**Do this**:
Restate the entries below verbatim.

====

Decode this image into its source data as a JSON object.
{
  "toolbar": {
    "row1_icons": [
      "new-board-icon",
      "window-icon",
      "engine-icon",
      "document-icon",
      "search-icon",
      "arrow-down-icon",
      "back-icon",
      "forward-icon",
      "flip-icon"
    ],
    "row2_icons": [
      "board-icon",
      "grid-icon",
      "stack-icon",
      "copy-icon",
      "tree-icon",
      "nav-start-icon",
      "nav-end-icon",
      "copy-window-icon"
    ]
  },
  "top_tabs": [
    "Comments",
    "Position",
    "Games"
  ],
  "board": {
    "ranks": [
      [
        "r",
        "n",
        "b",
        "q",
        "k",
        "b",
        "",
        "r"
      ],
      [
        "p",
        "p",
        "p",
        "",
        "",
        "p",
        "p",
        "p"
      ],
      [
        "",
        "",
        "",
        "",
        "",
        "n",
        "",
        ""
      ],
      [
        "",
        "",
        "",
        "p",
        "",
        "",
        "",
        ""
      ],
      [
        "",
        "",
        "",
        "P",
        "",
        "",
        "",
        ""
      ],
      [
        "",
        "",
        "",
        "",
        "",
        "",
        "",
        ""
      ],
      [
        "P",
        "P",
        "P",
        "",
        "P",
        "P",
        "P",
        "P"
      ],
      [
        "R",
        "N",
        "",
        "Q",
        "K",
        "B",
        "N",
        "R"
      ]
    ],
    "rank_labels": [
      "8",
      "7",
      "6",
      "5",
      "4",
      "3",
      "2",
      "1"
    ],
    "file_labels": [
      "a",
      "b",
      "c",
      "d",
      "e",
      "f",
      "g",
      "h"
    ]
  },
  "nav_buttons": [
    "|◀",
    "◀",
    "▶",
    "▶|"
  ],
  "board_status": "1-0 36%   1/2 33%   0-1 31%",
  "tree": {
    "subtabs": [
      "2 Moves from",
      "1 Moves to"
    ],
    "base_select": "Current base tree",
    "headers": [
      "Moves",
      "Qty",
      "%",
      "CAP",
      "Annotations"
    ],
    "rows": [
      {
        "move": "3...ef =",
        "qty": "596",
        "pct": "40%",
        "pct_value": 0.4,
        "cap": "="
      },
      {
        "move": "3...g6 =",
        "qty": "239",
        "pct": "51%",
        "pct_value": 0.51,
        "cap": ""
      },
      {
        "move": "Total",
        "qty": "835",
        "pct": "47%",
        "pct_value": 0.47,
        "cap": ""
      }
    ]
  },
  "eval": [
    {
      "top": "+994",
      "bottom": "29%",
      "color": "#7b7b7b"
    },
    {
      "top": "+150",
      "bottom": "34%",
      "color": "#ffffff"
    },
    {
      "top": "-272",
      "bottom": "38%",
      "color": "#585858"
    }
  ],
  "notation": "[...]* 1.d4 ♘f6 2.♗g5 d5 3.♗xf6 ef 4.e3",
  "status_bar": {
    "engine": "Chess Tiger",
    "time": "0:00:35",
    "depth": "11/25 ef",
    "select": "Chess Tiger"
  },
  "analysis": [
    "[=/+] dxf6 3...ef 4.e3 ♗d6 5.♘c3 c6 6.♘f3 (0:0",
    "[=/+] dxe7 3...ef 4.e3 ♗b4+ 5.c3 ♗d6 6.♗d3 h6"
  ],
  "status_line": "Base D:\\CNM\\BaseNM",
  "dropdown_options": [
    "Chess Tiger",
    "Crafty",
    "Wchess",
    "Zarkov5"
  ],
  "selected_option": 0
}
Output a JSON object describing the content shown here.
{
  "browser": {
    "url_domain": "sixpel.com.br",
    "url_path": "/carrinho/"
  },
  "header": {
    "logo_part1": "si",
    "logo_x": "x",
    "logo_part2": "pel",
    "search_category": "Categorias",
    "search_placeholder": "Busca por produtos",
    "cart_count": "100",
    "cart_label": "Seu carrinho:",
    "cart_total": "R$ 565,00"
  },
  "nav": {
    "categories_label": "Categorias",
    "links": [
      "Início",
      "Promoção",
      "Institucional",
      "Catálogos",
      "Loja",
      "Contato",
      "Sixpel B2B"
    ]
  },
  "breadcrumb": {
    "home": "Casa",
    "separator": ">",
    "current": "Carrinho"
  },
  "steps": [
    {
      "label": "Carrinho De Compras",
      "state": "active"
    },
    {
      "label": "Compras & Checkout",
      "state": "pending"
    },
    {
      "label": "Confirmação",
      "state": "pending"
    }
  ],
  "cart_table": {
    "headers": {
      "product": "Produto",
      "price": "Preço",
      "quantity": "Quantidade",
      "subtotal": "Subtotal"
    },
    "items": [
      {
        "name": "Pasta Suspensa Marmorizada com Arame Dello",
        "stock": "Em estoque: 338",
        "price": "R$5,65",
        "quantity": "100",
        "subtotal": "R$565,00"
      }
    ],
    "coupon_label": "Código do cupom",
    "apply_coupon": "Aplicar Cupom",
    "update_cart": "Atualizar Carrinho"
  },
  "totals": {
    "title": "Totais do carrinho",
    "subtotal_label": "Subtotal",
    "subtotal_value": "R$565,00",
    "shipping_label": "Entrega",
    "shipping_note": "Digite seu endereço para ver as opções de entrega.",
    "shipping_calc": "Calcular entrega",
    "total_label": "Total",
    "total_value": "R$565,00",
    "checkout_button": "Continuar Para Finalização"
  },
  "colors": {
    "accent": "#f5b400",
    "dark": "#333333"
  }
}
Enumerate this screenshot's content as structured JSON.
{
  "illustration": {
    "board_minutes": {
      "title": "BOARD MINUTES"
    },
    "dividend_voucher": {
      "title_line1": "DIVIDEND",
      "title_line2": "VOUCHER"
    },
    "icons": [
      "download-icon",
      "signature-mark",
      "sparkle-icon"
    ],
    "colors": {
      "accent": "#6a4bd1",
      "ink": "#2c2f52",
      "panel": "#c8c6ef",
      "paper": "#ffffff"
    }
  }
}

====

**Result of the exercise**:
Decode this image into its source data as a JSON object.
{
  "toolbar": {
    "row1_icons": [
      "new-board-icon",
      "window-icon",
      "engine-icon",
      "document-icon",
      "search-icon",
      "arrow-down-icon",
      "back-icon",
      "forward-icon",
      "flip-icon"
    ],
    "row2_icons": [
      "board-icon",
      "grid-icon",
      "stack-icon",
      "copy-icon",
      "tree-icon",
      "nav-start-icon",
      "nav-end-icon",
      "copy-window-icon"
    ]
  },
  "top_tabs": [
    "Comments",
    "Position",
    "Games"
  ],
  "board": {
    "ranks": [
      [
        "r",
        "n",
        "b",
        "q",
        "k",
        "b",
        "",
        "r"
      ],
      [
        "p",
        "p",
        "p",
        "",
        "",
        "p",
        "p",
        "p"
      ],
      [
        "",
        "",
        "",
        "",
        "",
        "n",
        "",
        ""
      ],
      [
        "",
        "",
        "",
        "p",
        "",
        "",
        "",
        ""
      ],
      [
        "",
        "",
        "",
        "P",
        "",
        "",
        "",
        ""
      ],
      [
        "",
        "",
        "",
        "",
        "",
        "",
        "",
        ""
      ],
      [
        "P",
        "P",
        "P",
        "",
        "P",
        "P",
        "P",
        "P"
      ],
      [
        "R",
        "N",
        "",
        "Q",
        "K",
        "B",
        "N",
        "R"
      ]
    ],
    "rank_labels": [
      "8",
      "7",
      "6",
      "5",
      "4",
      "3",
      "2",
      "1"
    ],
    "file_labels": [
      "a",
      "b",
      "c",
      "d",
      "e",
      "f",
      "g",
      "h"
    ]
  },
  "nav_buttons": [
    "|◀",
    "◀",
    "▶",
    "▶|"
  ],
  "board_status": "1-0 36%   1/2 33%   0-1 31%",
  "tree": {
    "subtabs": [
      "2 Moves from",
      "1 Moves to"
    ],
    "base_select": "Current base tree",
    "headers": [
      "Moves",
      "Qty",
      "%",
      "CAP",
      "Annotations"
    ],
    "rows": [
      {
        "move": "3...ef =",
        "qty": "596",
        "pct": "40%",
        "pct_value": 0.4,
        "cap": "="
      },
      {
        "move": "3...g6 =",
        "qty": "239",
        "pct": "51%",
        "pct_value": 0.51,
        "cap": ""
      },
      {
        "move": "Total",
        "qty": "835",
        "pct": "47%",
        "pct_value": 0.47,
        "cap": ""
      }
    ]
  },
  "eval": [
    {
      "top": "+994",
      "bottom": "29%",
      "color": "#7b7b7b"
    },
    {
      "top": "+150",
      "bottom": "34%",
      "color": "#ffffff"
    },
    {
      "top": "-272",
      "bottom": "38%",
      "color": "#585858"
    }
  ],
  "notation": "[...]* 1.d4 ♘f6 2.♗g5 d5 3.♗xf6 ef 4.e3",
  "status_bar": {
    "engine": "Chess Tiger",
    "time": "0:00:35",
    "depth": "11/25 ef",
    "select": "Chess Tiger"
  },
  "analysis": [
    "[=/+] dxf6 3...ef 4.e3 ♗d6 5.♘c3 c6 6.♘f3 (0:0",
    "[=/+] dxe7 3...ef 4.e3 ♗b4+ 5.c3 ♗d6 6.♗d3 h6"
  ],
  "status_line": "Base D:\\CNM\\BaseNM",
  "dropdown_options": [
    "Chess Tiger",
    "Crafty",
    "Wchess",
    "Zarkov5"
  ],
  "selected_option": 0
}
Output a JSON object describing the content shown here.
{
  "browser": {
    "url_domain": "sixpel.com.br",
    "url_path": "/carrinho/"
  },
  "header": {
    "logo_part1": "si",
    "logo_x": "x",
    "logo_part2": "pel",
    "search_category": "Categorias",
    "search_placeholder": "Busca por produtos",
    "cart_count": "100",
    "cart_label": "Seu carrinho:",
    "cart_total": "R$ 565,00"
  },
  "nav": {
    "categories_label": "Categorias",
    "links": [
      "Início",
      "Promoção",
      "Institucional",
      "Catálogos",
      "Loja",
      "Contato",
      "Sixpel B2B"
    ]
  },
  "breadcrumb": {
    "home": "Casa",
    "separator": ">",
    "current": "Carrinho"
  },
  "steps": [
    {
      "label": "Carrinho De Compras",
      "state": "active"
    },
    {
      "label": "Compras & Checkout",
      "state": "pending"
    },
    {
      "label": "Confirmação",
      "state": "pending"
    }
  ],
  "cart_table": {
    "headers": {
      "product": "Produto",
      "price": "Preço",
      "quantity": "Quantidade",
      "subtotal": "Subtotal"
    },
    "items": [
      {
        "name": "Pasta Suspensa Marmorizada com Arame Dello",
        "stock": "Em estoque: 338",
        "price": "R$5,65",
        "quantity": "100",
        "subtotal": "R$565,00"
      }
    ],
    "coupon_label": "Código do cupom",
    "apply_coupon": "Aplicar Cupom",
    "update_cart": "Atualizar Carrinho"
  },
  "totals": {
    "title": "Totais do carrinho",
    "subtotal_label": "Subtotal",
    "subtotal_value": "R$565,00",
    "shipping_label": "Entrega",
    "shipping_note": "Digite seu endereço para ver as opções de entrega.",
    "shipping_calc": "Calcular entrega",
    "total_label": "Total",
    "total_value": "R$565,00",
    "checkout_button": "Continuar Para Finalização"
  },
  "colors": {
    "accent": "#f5b400",
    "dark": "#333333"
  }
}
Enumerate this screenshot's content as structured JSON.
{
  "illustration": {
    "board_minutes": {
      "title": "BOARD MINUTES"
    },
    "dividend_voucher": {
      "title_line1": "DIVIDEND",
      "title_line2": "VOUCHER"
    },
    "icons": [
      "download-icon",
      "signature-mark",
      "sparkle-icon"
    ],
    "colors": {
      "accent": "#6a4bd1",
      "ink": "#2c2f52",
      "panel": "#c8c6ef",
      "paper": "#ffffff"
    }
  }
}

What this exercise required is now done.